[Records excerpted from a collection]
>>>>

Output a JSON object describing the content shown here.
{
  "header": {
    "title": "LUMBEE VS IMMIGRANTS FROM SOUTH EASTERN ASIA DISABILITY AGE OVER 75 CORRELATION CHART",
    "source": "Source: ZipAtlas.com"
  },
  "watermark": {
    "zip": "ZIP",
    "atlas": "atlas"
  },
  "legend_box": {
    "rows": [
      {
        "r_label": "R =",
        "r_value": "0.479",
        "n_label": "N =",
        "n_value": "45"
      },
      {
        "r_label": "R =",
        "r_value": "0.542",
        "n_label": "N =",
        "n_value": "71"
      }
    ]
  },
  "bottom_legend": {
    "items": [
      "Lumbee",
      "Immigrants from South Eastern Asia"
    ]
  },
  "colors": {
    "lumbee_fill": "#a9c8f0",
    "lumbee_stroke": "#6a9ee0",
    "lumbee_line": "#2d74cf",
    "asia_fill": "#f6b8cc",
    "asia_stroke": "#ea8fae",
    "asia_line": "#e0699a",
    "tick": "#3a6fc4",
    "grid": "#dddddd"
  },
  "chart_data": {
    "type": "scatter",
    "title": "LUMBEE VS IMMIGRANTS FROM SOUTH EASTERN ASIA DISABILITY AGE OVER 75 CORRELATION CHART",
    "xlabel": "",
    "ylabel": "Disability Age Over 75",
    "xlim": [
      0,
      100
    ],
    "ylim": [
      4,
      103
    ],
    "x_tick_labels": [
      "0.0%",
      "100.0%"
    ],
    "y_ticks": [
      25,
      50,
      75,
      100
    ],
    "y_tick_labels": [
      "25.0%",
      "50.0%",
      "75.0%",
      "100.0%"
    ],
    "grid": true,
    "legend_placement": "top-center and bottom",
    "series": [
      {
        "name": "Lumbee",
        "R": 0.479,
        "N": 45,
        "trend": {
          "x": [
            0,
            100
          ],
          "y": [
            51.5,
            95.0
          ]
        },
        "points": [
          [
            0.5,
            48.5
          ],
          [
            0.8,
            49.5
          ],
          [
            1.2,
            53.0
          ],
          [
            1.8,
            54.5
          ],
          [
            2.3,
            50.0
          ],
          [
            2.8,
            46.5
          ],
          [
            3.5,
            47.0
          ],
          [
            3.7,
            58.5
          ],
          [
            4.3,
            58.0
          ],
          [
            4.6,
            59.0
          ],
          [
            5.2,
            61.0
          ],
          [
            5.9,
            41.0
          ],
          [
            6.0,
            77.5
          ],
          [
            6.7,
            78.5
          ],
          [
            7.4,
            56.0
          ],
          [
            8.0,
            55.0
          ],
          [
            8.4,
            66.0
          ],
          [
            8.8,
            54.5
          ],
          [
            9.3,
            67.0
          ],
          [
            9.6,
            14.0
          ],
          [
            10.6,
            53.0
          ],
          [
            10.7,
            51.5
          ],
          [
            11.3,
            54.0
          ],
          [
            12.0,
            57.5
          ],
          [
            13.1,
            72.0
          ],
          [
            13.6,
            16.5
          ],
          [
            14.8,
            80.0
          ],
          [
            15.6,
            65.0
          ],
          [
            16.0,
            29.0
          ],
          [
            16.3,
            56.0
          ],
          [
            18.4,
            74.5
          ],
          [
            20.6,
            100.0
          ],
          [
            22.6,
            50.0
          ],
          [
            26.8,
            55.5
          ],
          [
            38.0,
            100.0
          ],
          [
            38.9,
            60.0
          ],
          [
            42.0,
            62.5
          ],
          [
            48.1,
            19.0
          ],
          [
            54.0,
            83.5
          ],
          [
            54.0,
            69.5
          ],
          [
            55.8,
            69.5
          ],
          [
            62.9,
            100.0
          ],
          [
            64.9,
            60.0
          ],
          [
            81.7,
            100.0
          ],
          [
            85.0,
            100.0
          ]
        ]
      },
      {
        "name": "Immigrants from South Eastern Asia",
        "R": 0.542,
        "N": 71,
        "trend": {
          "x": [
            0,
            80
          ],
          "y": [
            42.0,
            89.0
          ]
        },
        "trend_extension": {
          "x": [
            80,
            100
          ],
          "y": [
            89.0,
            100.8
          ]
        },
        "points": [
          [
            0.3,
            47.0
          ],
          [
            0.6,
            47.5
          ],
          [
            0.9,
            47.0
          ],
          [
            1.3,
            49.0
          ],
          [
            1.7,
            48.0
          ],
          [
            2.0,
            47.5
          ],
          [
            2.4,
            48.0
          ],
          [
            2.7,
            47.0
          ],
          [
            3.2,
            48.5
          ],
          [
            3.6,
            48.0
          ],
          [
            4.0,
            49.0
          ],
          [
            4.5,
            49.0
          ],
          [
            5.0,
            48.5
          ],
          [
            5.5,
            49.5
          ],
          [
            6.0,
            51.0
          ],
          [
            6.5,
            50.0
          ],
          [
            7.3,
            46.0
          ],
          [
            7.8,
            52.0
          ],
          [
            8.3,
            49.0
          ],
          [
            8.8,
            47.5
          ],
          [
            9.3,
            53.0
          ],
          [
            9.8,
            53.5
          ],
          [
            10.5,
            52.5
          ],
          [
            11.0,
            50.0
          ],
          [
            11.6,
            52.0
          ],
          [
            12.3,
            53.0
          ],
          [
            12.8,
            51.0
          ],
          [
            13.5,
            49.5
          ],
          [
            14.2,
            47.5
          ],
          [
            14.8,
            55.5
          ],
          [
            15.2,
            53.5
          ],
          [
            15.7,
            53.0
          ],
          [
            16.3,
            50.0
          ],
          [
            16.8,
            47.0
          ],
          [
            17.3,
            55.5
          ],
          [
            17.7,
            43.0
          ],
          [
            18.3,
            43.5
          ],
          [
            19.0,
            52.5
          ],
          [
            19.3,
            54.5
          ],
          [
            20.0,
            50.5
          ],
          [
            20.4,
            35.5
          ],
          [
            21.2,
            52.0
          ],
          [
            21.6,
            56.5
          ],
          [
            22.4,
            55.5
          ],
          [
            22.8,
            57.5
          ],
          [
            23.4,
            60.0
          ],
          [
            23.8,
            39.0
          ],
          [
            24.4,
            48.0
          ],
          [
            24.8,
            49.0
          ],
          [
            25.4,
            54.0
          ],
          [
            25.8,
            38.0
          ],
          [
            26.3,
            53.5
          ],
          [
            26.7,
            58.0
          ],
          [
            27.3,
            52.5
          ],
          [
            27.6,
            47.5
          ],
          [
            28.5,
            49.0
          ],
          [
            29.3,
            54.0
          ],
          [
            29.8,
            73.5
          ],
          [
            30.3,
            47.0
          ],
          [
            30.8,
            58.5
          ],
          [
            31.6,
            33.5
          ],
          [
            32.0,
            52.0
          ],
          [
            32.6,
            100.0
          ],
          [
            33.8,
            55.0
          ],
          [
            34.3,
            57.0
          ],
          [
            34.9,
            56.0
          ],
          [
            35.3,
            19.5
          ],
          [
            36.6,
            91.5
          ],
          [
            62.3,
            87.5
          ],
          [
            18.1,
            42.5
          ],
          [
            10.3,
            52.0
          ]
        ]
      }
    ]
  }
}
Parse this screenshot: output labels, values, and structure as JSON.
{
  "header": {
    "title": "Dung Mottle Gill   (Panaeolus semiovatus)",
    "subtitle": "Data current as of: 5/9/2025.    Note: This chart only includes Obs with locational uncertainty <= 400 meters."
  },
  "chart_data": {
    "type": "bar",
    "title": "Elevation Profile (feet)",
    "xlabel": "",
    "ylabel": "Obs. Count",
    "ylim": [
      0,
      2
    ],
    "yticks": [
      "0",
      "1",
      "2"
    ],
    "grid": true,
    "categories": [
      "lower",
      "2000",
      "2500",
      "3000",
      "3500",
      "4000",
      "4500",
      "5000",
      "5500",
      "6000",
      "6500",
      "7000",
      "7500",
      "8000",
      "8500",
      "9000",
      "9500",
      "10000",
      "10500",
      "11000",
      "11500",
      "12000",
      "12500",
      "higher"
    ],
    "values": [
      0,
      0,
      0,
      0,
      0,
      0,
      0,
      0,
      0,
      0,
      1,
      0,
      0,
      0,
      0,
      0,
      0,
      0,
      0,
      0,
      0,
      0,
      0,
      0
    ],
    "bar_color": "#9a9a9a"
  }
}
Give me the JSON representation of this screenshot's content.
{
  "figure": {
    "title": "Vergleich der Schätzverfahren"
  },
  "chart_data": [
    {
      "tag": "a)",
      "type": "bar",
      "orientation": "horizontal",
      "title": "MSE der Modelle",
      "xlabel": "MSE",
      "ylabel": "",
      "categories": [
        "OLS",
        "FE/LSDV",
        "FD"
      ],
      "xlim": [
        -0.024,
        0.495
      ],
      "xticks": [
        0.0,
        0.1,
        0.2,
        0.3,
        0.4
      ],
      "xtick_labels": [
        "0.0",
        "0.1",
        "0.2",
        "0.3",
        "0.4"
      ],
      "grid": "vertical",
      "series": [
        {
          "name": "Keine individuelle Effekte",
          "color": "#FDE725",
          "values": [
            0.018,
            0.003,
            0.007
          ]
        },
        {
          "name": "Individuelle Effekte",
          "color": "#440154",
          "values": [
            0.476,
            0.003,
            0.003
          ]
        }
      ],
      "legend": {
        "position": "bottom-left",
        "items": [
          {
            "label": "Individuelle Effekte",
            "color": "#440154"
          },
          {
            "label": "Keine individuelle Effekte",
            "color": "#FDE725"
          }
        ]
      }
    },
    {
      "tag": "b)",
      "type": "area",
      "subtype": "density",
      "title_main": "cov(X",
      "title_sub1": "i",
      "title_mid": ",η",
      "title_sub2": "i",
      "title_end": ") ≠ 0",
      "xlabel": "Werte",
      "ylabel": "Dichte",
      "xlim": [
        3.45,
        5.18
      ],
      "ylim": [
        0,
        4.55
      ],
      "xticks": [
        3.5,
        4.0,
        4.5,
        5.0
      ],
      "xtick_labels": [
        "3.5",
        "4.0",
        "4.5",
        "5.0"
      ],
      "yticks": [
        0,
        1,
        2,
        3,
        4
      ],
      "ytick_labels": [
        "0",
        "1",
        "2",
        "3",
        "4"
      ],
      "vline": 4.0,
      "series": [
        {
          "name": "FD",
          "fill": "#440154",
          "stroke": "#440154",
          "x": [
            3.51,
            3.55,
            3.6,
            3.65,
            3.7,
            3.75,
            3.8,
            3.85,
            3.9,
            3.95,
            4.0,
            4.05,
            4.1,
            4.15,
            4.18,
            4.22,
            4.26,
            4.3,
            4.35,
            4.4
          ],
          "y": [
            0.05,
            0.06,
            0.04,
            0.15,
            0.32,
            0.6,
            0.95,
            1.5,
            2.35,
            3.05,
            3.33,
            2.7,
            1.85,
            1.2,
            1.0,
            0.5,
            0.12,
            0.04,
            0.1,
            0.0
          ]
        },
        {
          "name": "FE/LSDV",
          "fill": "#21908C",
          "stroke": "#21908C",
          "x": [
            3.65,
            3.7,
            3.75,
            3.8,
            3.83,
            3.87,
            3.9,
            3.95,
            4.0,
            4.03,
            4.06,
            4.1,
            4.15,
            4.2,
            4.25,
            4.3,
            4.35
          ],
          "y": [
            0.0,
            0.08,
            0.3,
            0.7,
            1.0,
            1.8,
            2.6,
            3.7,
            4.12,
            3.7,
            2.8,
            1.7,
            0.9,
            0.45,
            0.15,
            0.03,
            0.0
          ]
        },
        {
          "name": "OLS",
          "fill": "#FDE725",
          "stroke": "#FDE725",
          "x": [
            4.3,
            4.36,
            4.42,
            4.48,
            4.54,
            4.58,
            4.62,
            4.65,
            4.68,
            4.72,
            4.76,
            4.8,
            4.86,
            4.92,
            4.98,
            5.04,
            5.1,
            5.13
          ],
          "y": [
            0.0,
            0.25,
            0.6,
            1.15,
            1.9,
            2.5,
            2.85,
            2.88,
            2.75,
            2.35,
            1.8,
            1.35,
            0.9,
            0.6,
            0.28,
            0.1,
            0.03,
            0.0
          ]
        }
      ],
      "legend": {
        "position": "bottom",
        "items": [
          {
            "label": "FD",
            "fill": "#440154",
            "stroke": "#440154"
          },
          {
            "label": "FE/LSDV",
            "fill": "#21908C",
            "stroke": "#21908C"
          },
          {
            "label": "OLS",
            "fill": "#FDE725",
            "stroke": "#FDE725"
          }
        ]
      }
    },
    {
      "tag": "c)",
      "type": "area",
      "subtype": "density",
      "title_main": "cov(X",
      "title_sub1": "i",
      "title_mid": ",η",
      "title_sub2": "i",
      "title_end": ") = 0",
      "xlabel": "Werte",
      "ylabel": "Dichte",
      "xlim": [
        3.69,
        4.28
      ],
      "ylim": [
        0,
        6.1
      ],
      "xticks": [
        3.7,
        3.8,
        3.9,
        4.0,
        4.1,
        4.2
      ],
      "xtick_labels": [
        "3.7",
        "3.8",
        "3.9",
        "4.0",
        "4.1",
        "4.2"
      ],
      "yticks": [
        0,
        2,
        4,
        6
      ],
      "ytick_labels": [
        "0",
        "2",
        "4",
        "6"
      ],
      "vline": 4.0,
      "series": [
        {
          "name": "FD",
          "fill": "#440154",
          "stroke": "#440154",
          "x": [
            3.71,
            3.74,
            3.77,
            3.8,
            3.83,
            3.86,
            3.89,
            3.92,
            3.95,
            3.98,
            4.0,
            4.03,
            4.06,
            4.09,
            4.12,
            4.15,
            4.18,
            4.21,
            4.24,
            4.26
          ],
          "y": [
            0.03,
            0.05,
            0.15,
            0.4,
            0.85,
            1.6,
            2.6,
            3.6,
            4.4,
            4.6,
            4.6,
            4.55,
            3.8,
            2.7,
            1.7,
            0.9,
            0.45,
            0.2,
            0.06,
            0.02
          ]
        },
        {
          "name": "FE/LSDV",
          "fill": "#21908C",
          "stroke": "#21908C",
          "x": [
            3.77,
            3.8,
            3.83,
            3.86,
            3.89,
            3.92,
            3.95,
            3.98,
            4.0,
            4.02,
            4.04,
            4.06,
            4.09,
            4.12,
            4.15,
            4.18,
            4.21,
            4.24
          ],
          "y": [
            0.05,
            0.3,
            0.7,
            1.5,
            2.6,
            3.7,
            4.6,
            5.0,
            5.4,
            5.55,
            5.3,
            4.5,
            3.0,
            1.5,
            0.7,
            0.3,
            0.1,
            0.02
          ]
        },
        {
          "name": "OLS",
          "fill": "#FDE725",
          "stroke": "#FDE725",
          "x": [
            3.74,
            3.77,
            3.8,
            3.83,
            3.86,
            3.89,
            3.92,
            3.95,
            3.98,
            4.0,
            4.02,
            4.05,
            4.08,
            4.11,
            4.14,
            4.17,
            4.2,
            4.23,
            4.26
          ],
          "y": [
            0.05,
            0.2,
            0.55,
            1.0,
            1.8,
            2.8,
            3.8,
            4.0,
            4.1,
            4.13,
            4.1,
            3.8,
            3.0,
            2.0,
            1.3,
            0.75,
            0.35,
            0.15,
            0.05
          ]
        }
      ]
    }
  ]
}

<<<<

> _TASK_
Search the records for the string "position" and return every line in which it occurs.

> _RESPONSE TO THIS EXERCISE_
        "position": "bottom-left",
        "position": "bottom",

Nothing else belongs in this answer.